## Request
Pick out all lines with the word "gsec" from the records that follow.
● ● ● ● ●
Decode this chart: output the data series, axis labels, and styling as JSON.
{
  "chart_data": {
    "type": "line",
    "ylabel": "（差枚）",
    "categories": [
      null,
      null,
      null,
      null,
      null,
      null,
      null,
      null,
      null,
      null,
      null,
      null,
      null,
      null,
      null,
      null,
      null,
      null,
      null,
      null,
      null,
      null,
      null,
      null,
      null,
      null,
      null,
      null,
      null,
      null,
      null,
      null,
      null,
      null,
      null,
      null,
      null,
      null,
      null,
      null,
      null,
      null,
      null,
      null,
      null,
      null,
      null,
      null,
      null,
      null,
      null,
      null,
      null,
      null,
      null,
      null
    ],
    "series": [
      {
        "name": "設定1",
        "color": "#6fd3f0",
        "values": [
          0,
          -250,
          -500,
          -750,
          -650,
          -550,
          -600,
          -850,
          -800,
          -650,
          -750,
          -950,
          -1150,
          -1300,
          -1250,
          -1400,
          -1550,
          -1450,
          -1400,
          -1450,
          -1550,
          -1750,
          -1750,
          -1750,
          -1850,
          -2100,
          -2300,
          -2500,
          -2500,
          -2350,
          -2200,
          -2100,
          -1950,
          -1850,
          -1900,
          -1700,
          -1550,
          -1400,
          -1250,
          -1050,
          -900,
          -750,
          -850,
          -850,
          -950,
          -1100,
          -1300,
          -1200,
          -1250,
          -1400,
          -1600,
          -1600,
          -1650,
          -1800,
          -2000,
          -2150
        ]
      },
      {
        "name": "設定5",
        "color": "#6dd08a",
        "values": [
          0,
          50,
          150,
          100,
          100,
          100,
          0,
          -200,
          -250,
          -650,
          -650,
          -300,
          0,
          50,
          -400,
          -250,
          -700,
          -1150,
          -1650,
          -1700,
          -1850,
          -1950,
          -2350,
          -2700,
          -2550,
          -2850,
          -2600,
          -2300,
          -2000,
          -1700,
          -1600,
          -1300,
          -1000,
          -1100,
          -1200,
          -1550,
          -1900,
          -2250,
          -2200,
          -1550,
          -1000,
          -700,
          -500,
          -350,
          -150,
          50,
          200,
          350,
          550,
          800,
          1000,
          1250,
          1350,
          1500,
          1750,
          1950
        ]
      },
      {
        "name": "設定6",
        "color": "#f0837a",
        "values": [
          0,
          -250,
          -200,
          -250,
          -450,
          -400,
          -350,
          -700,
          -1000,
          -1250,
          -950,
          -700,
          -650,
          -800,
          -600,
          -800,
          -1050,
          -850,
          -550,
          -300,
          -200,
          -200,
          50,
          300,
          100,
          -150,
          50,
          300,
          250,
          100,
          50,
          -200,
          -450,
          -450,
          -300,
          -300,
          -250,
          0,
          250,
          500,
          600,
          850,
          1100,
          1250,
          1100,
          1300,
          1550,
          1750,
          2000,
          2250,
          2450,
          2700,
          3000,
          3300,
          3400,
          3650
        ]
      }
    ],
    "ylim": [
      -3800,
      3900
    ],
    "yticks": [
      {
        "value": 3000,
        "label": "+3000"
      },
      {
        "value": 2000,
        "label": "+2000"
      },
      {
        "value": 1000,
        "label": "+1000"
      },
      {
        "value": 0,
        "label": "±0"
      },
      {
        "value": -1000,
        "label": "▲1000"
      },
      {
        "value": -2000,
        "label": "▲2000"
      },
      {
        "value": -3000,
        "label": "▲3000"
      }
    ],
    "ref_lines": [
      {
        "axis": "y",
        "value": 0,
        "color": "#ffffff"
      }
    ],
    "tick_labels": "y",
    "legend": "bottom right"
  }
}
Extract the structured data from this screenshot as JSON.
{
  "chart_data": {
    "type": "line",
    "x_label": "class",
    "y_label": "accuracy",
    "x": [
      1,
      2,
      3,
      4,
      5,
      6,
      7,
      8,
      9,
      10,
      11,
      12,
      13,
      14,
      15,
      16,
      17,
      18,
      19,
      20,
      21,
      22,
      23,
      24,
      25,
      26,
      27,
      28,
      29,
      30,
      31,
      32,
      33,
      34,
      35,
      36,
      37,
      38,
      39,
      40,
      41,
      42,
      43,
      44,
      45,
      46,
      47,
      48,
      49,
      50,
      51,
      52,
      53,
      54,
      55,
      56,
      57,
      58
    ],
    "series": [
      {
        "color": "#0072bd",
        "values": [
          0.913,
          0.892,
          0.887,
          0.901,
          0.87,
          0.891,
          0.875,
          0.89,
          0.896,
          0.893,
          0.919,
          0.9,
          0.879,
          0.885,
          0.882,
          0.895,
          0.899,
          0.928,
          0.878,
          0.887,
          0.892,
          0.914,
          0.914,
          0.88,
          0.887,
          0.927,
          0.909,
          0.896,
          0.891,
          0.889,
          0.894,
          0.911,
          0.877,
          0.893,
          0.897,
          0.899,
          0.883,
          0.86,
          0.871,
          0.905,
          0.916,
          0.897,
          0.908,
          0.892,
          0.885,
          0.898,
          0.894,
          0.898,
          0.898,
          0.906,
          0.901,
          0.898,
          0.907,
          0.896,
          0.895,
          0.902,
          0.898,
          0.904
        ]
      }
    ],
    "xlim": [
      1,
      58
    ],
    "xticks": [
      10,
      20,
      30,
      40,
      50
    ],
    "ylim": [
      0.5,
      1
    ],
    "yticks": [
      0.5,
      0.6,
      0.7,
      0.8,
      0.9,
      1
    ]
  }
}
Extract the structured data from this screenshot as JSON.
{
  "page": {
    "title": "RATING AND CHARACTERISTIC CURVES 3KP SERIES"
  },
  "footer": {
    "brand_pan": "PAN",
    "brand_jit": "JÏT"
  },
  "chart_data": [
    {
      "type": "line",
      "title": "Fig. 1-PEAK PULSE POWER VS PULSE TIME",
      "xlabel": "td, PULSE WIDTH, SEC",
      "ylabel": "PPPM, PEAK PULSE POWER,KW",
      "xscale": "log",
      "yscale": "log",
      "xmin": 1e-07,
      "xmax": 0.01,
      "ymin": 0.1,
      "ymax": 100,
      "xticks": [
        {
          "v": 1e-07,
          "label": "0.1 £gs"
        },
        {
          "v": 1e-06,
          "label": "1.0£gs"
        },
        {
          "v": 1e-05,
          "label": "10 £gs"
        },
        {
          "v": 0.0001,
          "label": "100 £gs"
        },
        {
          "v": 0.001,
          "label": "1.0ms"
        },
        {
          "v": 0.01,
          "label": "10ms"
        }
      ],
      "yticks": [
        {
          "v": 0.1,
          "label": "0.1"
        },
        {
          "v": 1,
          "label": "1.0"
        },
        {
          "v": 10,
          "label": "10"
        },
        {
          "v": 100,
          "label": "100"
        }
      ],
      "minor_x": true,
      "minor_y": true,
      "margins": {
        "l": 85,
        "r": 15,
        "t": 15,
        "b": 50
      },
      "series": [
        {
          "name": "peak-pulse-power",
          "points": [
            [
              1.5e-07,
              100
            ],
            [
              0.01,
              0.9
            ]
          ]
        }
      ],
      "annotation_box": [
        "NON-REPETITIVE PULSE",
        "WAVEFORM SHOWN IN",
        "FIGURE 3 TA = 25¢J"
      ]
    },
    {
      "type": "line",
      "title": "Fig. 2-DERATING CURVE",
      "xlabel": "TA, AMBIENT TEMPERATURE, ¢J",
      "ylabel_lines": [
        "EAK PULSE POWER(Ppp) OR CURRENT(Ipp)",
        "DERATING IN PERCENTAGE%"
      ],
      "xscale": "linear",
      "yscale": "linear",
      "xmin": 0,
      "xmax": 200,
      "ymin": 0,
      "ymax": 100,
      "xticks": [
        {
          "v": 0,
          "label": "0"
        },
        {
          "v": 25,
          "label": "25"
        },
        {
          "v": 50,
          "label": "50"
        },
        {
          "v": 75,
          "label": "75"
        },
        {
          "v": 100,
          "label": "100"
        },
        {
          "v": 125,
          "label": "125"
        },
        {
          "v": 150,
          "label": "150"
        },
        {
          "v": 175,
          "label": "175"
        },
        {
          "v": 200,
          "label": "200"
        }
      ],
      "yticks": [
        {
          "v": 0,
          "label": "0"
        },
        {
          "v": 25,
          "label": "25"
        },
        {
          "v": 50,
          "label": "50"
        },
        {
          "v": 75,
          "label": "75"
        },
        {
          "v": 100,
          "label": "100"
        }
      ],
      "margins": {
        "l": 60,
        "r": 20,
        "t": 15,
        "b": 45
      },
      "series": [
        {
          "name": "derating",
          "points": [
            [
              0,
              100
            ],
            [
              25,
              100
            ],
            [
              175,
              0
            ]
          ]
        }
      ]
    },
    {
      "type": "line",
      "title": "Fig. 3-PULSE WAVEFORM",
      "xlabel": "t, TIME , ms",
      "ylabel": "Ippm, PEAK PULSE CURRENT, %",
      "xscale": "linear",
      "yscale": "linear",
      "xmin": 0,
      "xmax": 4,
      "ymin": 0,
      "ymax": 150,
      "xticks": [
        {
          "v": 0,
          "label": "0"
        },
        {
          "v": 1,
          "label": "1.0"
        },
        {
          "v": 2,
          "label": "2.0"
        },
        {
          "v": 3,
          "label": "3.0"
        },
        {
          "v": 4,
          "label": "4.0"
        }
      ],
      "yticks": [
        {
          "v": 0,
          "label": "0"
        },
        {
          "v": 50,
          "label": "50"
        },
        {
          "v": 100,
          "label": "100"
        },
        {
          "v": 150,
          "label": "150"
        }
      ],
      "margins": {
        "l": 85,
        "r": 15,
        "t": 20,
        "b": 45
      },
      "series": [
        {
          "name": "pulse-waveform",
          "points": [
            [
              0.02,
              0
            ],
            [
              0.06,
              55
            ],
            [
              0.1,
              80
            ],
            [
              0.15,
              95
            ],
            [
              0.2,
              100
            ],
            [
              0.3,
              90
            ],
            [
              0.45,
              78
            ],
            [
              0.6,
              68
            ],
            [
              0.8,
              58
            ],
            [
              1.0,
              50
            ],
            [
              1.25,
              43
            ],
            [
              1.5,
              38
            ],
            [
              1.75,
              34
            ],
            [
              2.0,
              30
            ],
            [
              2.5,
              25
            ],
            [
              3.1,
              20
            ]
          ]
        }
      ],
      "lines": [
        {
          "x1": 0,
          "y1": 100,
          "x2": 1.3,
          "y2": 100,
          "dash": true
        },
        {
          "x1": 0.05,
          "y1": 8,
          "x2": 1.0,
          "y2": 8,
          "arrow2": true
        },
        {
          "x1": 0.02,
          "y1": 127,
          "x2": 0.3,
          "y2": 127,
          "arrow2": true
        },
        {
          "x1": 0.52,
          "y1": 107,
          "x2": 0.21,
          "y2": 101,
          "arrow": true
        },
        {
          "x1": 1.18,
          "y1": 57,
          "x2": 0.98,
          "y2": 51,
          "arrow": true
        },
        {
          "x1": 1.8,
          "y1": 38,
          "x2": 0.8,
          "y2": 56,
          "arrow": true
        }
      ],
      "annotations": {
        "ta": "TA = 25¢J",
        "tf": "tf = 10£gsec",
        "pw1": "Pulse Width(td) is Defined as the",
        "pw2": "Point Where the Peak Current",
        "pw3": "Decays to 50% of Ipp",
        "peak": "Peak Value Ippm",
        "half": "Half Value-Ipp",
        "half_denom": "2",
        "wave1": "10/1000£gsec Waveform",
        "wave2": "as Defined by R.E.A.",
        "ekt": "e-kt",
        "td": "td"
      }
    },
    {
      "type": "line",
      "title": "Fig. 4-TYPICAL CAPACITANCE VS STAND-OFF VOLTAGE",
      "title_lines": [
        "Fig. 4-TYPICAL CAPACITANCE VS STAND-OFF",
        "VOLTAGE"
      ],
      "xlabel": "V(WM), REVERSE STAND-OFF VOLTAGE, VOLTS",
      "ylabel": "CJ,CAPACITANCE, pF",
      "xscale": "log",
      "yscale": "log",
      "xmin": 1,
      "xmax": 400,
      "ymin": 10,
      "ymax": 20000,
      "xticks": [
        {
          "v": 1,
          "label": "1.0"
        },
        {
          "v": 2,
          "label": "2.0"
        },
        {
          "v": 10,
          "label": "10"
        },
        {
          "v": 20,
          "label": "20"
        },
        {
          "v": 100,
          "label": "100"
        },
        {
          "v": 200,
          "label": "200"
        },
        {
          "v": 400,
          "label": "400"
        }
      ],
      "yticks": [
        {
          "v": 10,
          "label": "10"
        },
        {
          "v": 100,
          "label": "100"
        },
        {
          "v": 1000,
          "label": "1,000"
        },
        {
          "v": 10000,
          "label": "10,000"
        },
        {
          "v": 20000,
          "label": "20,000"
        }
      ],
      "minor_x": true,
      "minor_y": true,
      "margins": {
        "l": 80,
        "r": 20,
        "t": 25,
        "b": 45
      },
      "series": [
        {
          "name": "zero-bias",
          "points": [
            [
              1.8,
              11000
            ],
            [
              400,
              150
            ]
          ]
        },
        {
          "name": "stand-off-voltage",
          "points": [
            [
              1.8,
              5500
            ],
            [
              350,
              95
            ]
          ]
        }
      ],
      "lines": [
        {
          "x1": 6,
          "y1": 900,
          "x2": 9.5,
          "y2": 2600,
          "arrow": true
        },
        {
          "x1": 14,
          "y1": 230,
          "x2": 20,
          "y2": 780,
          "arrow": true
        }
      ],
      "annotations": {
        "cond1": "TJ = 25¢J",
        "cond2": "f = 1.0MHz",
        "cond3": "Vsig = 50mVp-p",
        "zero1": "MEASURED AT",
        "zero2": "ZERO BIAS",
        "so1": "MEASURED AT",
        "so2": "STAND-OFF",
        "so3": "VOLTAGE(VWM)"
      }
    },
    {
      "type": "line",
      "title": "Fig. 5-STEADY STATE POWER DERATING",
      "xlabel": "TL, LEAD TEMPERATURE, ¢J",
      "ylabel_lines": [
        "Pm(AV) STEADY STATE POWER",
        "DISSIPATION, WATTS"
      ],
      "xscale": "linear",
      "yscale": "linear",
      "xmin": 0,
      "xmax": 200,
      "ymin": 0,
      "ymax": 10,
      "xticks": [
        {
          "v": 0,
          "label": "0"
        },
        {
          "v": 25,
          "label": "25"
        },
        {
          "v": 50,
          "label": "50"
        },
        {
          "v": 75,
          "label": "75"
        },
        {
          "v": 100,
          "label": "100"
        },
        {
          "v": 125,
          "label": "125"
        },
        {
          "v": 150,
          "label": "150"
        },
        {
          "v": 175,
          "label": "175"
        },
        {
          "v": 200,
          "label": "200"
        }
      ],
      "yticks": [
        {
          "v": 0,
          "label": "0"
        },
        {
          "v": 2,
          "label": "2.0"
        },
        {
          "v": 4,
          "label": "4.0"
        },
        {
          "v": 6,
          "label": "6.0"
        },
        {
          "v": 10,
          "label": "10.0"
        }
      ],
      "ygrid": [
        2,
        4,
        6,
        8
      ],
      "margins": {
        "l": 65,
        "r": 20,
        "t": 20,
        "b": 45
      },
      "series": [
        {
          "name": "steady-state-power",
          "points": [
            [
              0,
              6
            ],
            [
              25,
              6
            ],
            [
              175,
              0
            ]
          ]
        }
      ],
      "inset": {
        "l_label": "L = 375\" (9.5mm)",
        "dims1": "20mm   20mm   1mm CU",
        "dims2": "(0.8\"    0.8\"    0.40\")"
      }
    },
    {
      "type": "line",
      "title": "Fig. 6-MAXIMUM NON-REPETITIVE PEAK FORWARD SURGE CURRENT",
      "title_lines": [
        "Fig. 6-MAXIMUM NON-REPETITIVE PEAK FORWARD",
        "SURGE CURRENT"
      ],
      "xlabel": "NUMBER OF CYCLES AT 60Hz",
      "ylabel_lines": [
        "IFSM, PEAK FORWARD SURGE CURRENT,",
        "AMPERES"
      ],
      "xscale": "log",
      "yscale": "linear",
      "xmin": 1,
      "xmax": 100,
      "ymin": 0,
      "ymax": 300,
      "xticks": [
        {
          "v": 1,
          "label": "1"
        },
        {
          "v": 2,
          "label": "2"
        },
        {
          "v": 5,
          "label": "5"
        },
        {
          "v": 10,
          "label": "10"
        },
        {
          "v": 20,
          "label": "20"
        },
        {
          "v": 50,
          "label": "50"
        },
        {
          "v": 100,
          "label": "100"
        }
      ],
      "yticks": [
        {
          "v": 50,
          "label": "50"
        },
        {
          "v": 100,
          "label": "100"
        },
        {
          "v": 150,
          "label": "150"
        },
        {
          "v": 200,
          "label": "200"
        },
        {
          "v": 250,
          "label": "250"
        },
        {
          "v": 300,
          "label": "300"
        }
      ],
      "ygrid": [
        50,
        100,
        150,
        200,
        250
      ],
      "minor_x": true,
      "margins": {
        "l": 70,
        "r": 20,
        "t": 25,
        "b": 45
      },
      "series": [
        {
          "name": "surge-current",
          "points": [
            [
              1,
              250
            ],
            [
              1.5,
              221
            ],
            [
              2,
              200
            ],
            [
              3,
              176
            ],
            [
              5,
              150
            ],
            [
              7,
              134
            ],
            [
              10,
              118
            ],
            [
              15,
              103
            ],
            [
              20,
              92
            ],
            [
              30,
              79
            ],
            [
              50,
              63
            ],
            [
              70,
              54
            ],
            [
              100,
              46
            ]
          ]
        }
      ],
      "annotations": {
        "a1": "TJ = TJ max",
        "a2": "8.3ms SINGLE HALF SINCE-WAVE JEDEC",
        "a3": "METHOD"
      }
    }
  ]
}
● ● ● ● ●
## Full solution
        "tf": "tf = 10£gsec",
        "wave1": "10/1000£gsec Waveform",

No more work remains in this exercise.